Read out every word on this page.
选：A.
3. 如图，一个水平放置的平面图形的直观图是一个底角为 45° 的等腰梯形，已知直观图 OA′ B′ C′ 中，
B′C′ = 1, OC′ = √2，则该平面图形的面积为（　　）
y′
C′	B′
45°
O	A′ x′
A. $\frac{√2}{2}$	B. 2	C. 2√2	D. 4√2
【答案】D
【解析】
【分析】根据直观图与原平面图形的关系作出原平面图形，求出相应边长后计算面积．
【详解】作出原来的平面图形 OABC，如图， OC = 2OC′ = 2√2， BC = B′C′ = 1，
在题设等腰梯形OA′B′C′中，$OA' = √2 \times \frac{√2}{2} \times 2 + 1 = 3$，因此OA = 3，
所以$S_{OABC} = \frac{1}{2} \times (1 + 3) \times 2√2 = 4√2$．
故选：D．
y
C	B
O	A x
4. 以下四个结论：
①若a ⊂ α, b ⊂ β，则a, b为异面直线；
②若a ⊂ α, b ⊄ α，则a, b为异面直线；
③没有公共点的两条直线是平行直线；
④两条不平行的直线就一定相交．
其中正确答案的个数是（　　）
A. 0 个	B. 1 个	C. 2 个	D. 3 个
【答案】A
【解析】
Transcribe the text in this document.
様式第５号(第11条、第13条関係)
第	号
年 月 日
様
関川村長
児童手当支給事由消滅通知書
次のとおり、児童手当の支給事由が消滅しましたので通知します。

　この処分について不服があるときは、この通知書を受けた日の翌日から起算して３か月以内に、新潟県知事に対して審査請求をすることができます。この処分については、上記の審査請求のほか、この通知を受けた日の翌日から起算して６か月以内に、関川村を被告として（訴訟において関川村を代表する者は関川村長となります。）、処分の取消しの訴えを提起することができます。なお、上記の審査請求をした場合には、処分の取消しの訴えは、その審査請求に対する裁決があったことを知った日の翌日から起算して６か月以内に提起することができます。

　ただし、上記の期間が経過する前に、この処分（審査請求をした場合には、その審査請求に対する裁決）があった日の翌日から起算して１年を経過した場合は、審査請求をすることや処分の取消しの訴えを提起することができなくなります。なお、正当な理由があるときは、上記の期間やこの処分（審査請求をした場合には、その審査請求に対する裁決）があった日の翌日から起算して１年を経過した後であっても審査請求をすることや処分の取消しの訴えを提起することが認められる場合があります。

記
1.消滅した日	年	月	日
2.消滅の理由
...
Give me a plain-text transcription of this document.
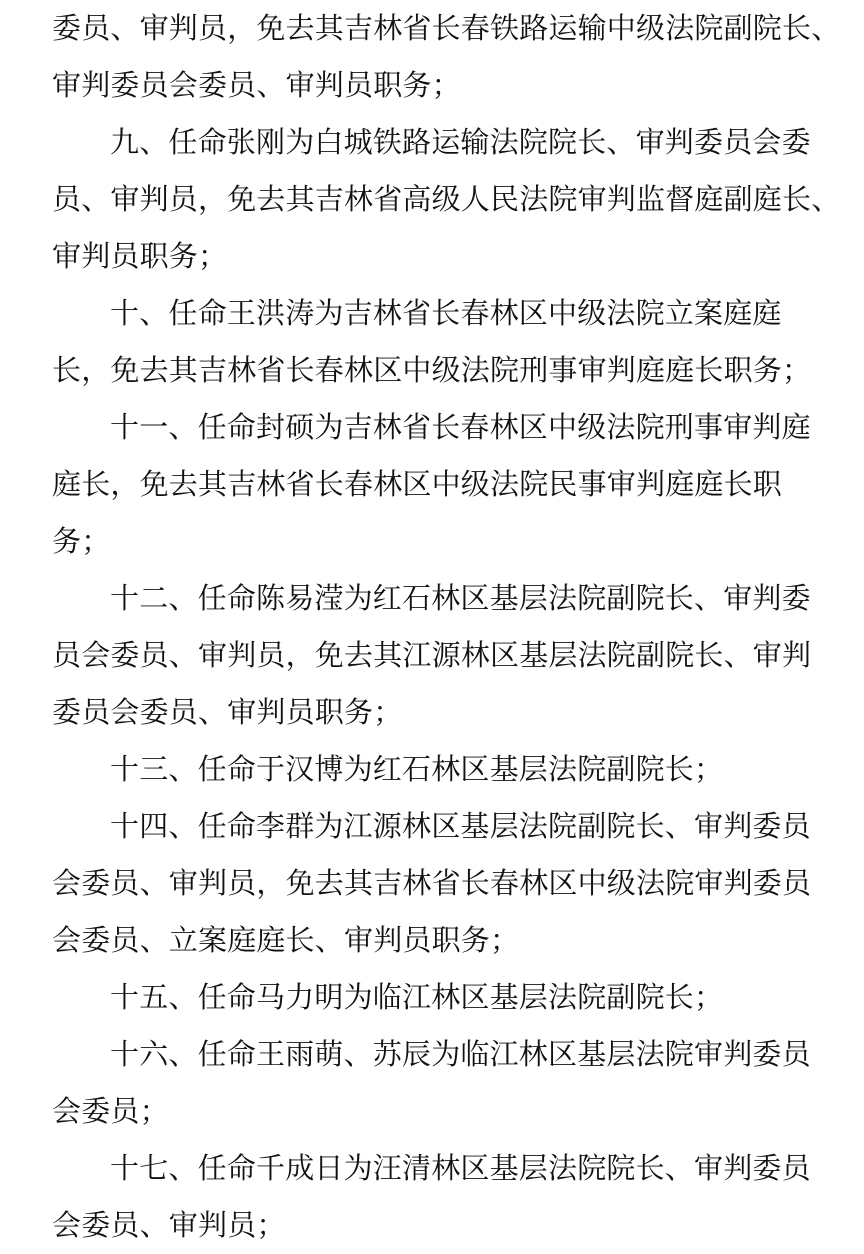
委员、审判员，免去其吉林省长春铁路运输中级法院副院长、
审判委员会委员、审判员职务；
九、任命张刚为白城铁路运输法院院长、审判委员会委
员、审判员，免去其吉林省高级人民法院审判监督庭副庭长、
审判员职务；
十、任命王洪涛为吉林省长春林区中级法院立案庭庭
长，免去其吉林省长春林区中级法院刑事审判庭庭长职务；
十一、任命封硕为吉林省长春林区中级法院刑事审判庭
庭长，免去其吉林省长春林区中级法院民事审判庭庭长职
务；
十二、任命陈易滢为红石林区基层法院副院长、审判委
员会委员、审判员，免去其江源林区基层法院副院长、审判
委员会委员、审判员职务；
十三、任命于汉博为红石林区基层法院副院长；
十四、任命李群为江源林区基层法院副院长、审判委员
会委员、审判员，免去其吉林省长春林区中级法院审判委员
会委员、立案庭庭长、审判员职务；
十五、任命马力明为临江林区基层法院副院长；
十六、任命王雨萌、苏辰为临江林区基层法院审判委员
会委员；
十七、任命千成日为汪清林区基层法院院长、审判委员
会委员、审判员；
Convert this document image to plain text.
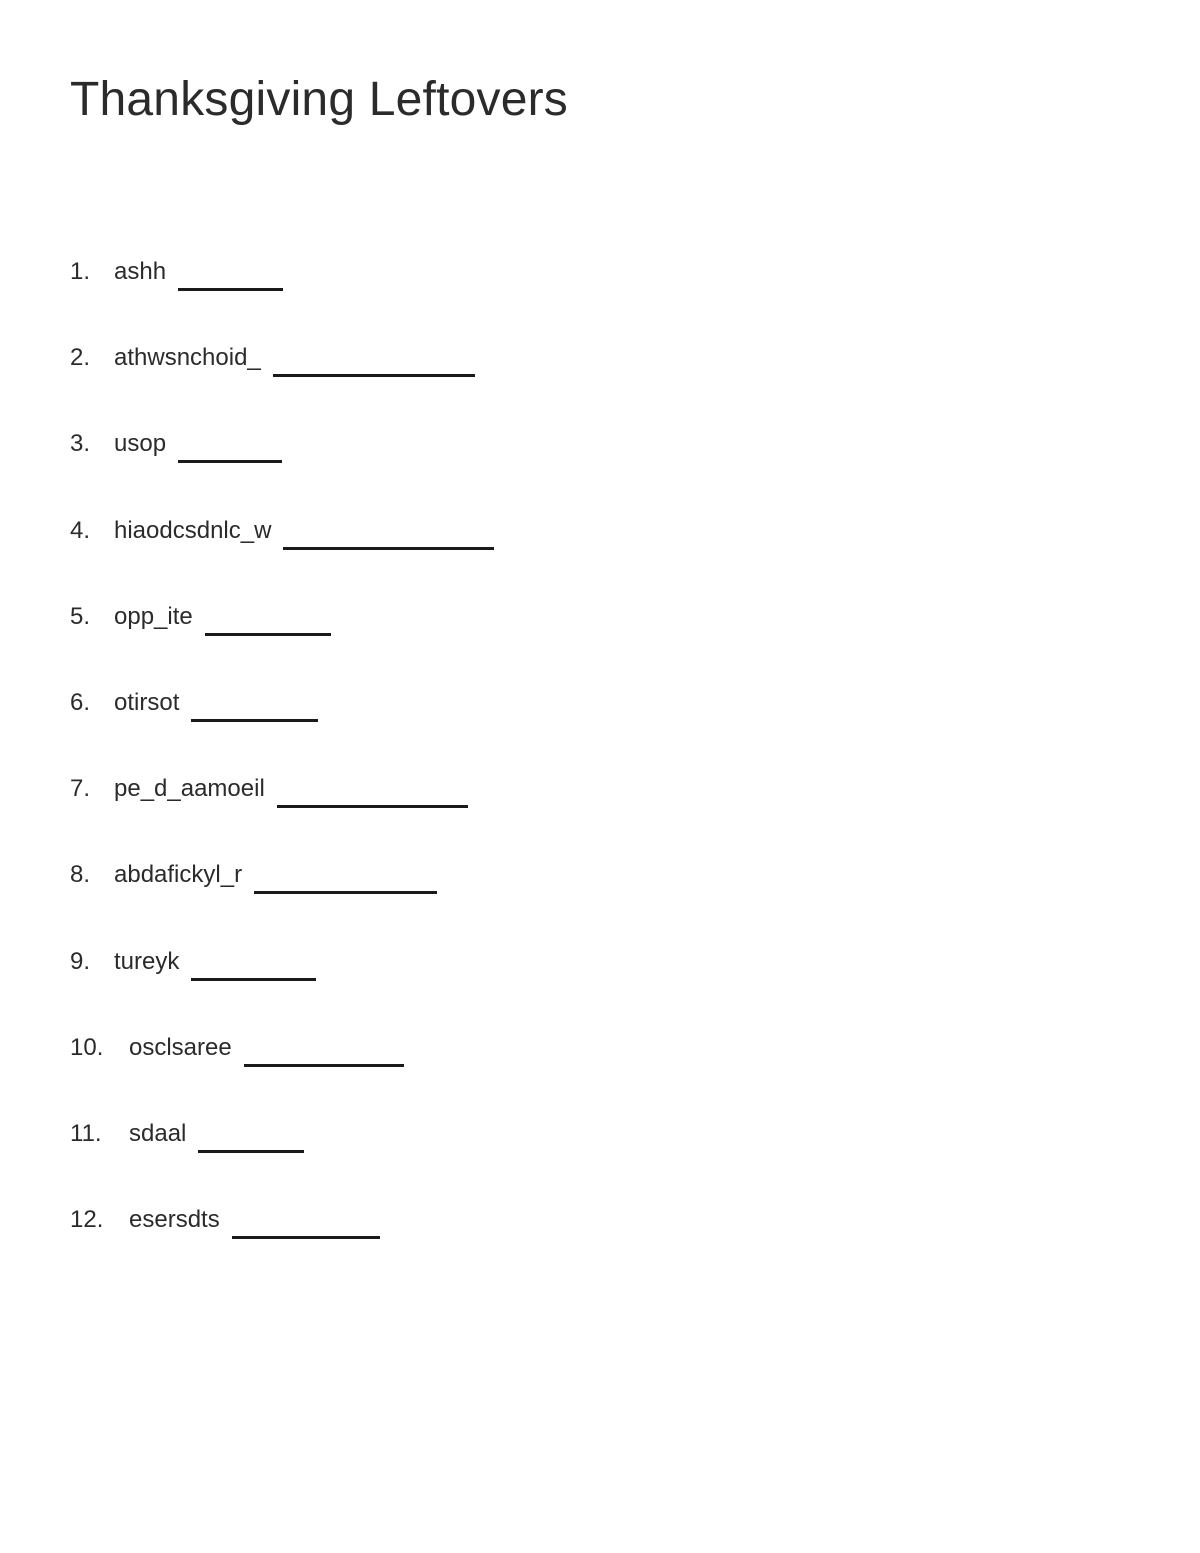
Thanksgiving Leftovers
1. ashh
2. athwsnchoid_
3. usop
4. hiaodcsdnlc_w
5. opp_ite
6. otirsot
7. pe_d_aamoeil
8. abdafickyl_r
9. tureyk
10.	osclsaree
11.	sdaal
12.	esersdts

_Brief_: Count every line of the material above that holds the string "frac", then state only the total.

_Output below_: 3